**Trecho da fonte:**
“Mandylion”, clássico terceiro disco de estúdio da banda THE GATHERING, é nossa indicação de hoje na seção VOCÊ DEVIA OUVIR ISTO, cuja proposta você confere nesse link.
Definição em um poucas palavras: pesado, arrastado, melódico, poético, atmosférico, influenciador.
Estilo do Artista: Atmospheric Doom Metal
Comentário Geral: “Mandylion” foi não só o disco responsável por trazer a vocalista Anneke van Giersbergen como novidade, mas também foi o ponto crucial da transição do death/doom do início do The Gathering para a ousadia experimental e progressiva que ouviríamos em seus discos à partir da segunda metade dos anos 1990.
Formado em 1989, na Holanda, rapidamente o Gathering se tornou a banda de maior expressão em seu país, graças a discos como “Nighttime Birds” (1997) e “How to Measure a Planet?”(1998), que levaram-os a um patamar elevado dentro metal europeu.
Porém, esse sucesso começa no disco “Mandylion”, lançado em 1995, que trazia como trunfo os vocais da fantástica cantora Anneke Van Giersbergen emoldurados por um doom metal de tonalidades épicas e texturas valvuladas.
Sobre o motivo de escolherem uma mulher para os vocais principais, o guitarrista René Rutten explicou, em uma entrevista da época, que: “simplesmente não conseguíamos mais encontrar um bom vocalista masculino”

[Linhas contidas em um conjunto de dados]
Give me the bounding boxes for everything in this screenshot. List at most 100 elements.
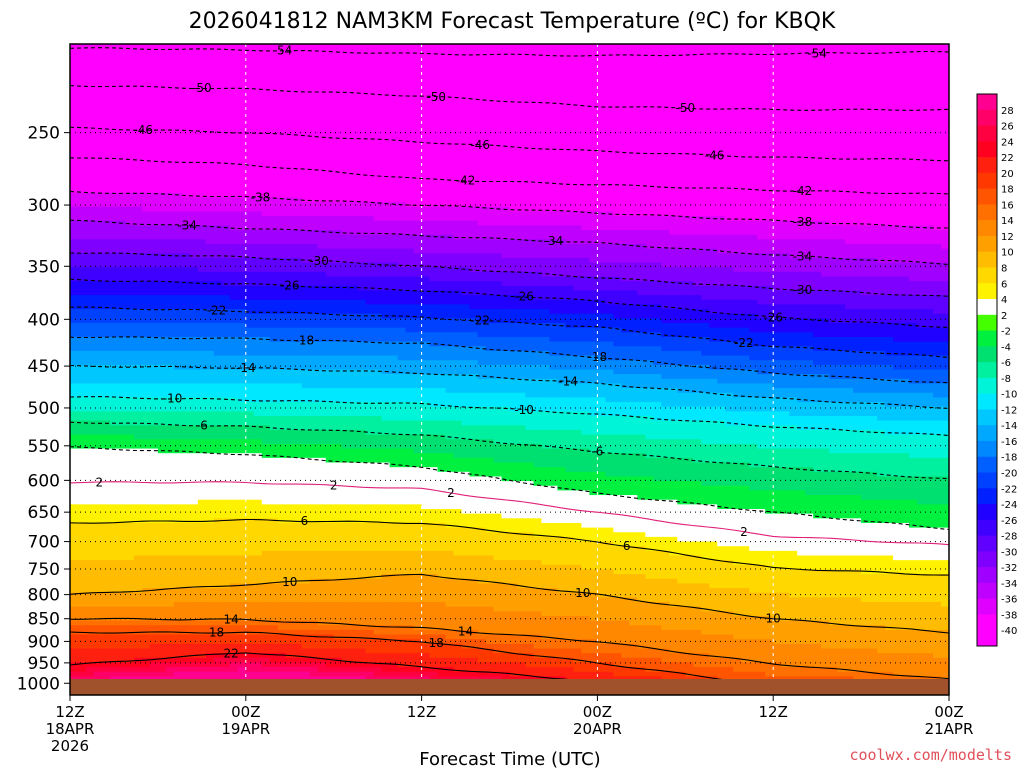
shade-cell: [181, 44, 191, 50]
shade-cell: [173, 639, 183, 645]
shade-cell: [197, 90, 207, 96]
shade-cell: [141, 318, 151, 324]
shade-cell: [189, 662, 199, 668]
shade-cell: [237, 620, 247, 626]
shade-cell: [109, 546, 119, 552]
shade-cell: [109, 285, 119, 292]
shade-cell: [229, 592, 239, 598]
shade-cell: [245, 90, 255, 96]
shade-cell: [157, 132, 167, 138]
shade-cell: [325, 318, 335, 324]
shade-cell: [325, 109, 335, 115]
shade-cell: [349, 397, 359, 403]
shade-cell: [205, 164, 215, 171]
shade-cell: [125, 402, 135, 408]
shade-cell: [229, 639, 239, 645]
shade-cell: [261, 383, 271, 389]
shade-cell: [85, 67, 95, 73]
shade-cell: [317, 597, 327, 603]
shade-cell: [133, 541, 143, 547]
shade-cell: [117, 169, 127, 175]
shade-cell: [277, 383, 287, 389]
shade-cell: [85, 606, 95, 612]
shade-cell: [325, 532, 335, 538]
shade-cell: [133, 304, 143, 310]
shade-cell: [285, 225, 295, 231]
shade-cell: [77, 346, 87, 352]
shade-cell: [309, 425, 319, 431]
shade-cell: [277, 178, 287, 185]
shade-cell: [213, 327, 223, 333]
shade-cell: [101, 81, 111, 87]
shade-cell: [157, 332, 167, 338]
shade-cell: [245, 262, 255, 268]
shade-cell: [125, 216, 135, 222]
shade-cell: [341, 420, 351, 426]
shade-cell: [317, 504, 327, 510]
shade-cell: [221, 504, 231, 510]
shade-cell: [205, 57, 215, 64]
shade-cell: [133, 425, 143, 431]
shade-cell: [325, 402, 335, 408]
shade-cell: [157, 532, 167, 538]
shade-cell: [181, 220, 191, 226]
shade-cell: [85, 397, 95, 403]
shade-cell: [293, 569, 303, 575]
shade-cell: [229, 192, 239, 199]
shade-cell: [197, 267, 207, 273]
shade-cell: [277, 271, 287, 278]
shade-cell: [285, 406, 295, 412]
shade-cell: [221, 639, 231, 645]
shade-cell: [349, 127, 359, 133]
shade-cell: [237, 123, 247, 129]
shade-cell: [285, 509, 295, 515]
shade-cell: [197, 541, 207, 547]
shade-cell: [221, 388, 231, 394]
shade-cell: [77, 536, 87, 543]
shade-cell: [141, 541, 151, 547]
shade-cell: [205, 550, 215, 557]
shade-cell: [173, 583, 183, 589]
shade-cell: [205, 248, 215, 254]
shade-cell: [133, 411, 143, 417]
shade-cell: [349, 192, 359, 199]
shade-cell: [309, 48, 319, 54]
shade-cell: [70, 109, 79, 115]
shade-cell: [237, 374, 247, 380]
shade-cell: [85, 57, 95, 64]
shade-cell: [189, 457, 199, 464]
shade-cell: [101, 388, 111, 394]
shade-cell: [301, 76, 311, 82]
shade-cell: [293, 281, 303, 287]
shade-cell: [197, 225, 207, 231]
shade-cell: [269, 271, 279, 278]
shade-cell: [237, 48, 247, 54]
shade-cell: [293, 639, 303, 645]
shade-cell: [253, 429, 263, 436]
shade-cell: [173, 350, 183, 357]
shade-cell: [125, 332, 135, 338]
shade-cell: [157, 220, 167, 226]
shade-cell: [333, 406, 343, 412]
shade-cell: [70, 76, 79, 82]
shade-cell: [301, 281, 311, 287]
shade-cell: [341, 667, 351, 673]
shade-cell: [165, 592, 175, 598]
shade-cell: [301, 257, 311, 264]
shade-cell: [349, 448, 359, 454]
shade-cell: [125, 299, 135, 305]
shade-cell: [93, 95, 103, 101]
shade-cell: [269, 113, 279, 119]
shade-cell: [157, 304, 167, 310]
shade-cell: [213, 304, 223, 310]
shade-cell: [173, 578, 183, 584]
shade-cell: [253, 592, 263, 598]
shade-cell: [325, 346, 335, 352]
shade-cell: [157, 476, 167, 482]
shade-cell: [317, 150, 327, 157]
shade-cell: [85, 141, 95, 147]
shade-cell: [165, 243, 175, 250]
shade-cell: [333, 495, 343, 501]
shade-cell: [157, 48, 167, 54]
shade-cell: [309, 671, 319, 677]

**Objetivos:**
[a] Pode transcrever do texto sobre o disco “Mandylion” a parte que começa com as palavras "Porém, esse sucesso" e termina com "e texturas valvuladas."?
[b] Nas linhas do conjunto de dados, pode reproduzir somente o trecho que começa na linha que contém "shade-cell: [181, 44, 191, 50]" e termina na linha que contém "shade-cell: [189, 457, 199, 464]", trocando "shade-cell" por "area-sombreada" e mantendo todo o resto igual?

**Exercício resolvido:**
[a]
Porém, esse sucesso começa no disco “Mandylion”, lançado em 1995, que trazia como trunfo os vocais da fantástica cantora Anneke Van Giersbergen emoldurados por um doom metal de tonalidades épicas e texturas valvuladas.

[b]
area-sombreada: [181, 44, 191, 50]
area-sombreada: [173, 639, 183, 645]
area-sombreada: [197, 90, 207, 96]
area-sombreada: [141, 318, 151, 324]
area-sombreada: [189, 662, 199, 668]
area-sombreada: [237, 620, 247, 626]
area-sombreada: [109, 546, 119, 552]
area-sombreada: [109, 285, 119, 292]
area-sombreada: [229, 592, 239, 598]
area-sombreada: [245, 90, 255, 96]
area-sombreada: [157, 132, 167, 138]
area-sombreada: [325, 318, 335, 324]
area-sombreada: [325, 109, 335, 115]
area-sombreada: [349, 397, 359, 403]
area-sombreada: [205, 164, 215, 171]
area-sombreada: [125, 402, 135, 408]
area-sombreada: [229, 639, 239, 645]
area-sombreada: [261, 383, 271, 389]
area-sombreada: [85, 67, 95, 73]
area-sombreada: [317, 597, 327, 603]
area-sombreada: [133, 541, 143, 547]
area-sombreada: [117, 169, 127, 175]
area-sombreada: [277, 383, 287, 389]
area-sombreada: [85, 606, 95, 612]
area-sombreada: [325, 532, 335, 538]
area-sombreada: [133, 304, 143, 310]
area-sombreada: [285, 225, 295, 231]
area-sombreada: [77, 346, 87, 352]
area-sombreada: [309, 425, 319, 431]
area-sombreada: [277, 178, 287, 185]
area-sombreada: [213, 327, 223, 333]
area-sombreada: [101, 81, 111, 87]
area-sombreada: [157, 332, 167, 338]
area-sombreada: [245, 262, 255, 268]
area-sombreada: [125, 216, 135, 222]
area-sombreada: [341, 420, 351, 426]
area-sombreada: [317, 504, 327, 510]
area-sombreada: [221, 504, 231, 510]
area-sombreada: [205, 57, 215, 64]
area-sombreada: [133, 425, 143, 431]
area-sombreada: [325, 402, 335, 408]
area-sombreada: [157, 532, 167, 538]
area-sombreada: [181, 220, 191, 226]
area-sombreada: [85, 397, 95, 403]
area-sombreada: [293, 569, 303, 575]
area-sombreada: [229, 192, 239, 199]
area-sombreada: [197, 267, 207, 273]
area-sombreada: [277, 271, 287, 278]
area-sombreada: [285, 406, 295, 412]
area-sombreada: [221, 639, 231, 645]
area-sombreada: [349, 127, 359, 133]
area-sombreada: [237, 123, 247, 129]
area-sombreada: [285, 509, 295, 515]
area-sombreada: [197, 541, 207, 547]
area-sombreada: [221, 388, 231, 394]
area-sombreada: [77, 536, 87, 543]
area-sombreada: [141, 541, 151, 547]
area-sombreada: [205, 550, 215, 557]
area-sombreada: [173, 583, 183, 589]
area-sombreada: [205, 248, 215, 254]
area-sombreada: [133, 411, 143, 417]
area-sombreada: [349, 192, 359, 199]
area-sombreada: [309, 48, 319, 54]
area-sombreada: [70, 109, 79, 115]
area-sombreada: [237, 374, 247, 380]
area-sombreada: [85, 57, 95, 64]
area-sombreada: [189, 457, 199, 464]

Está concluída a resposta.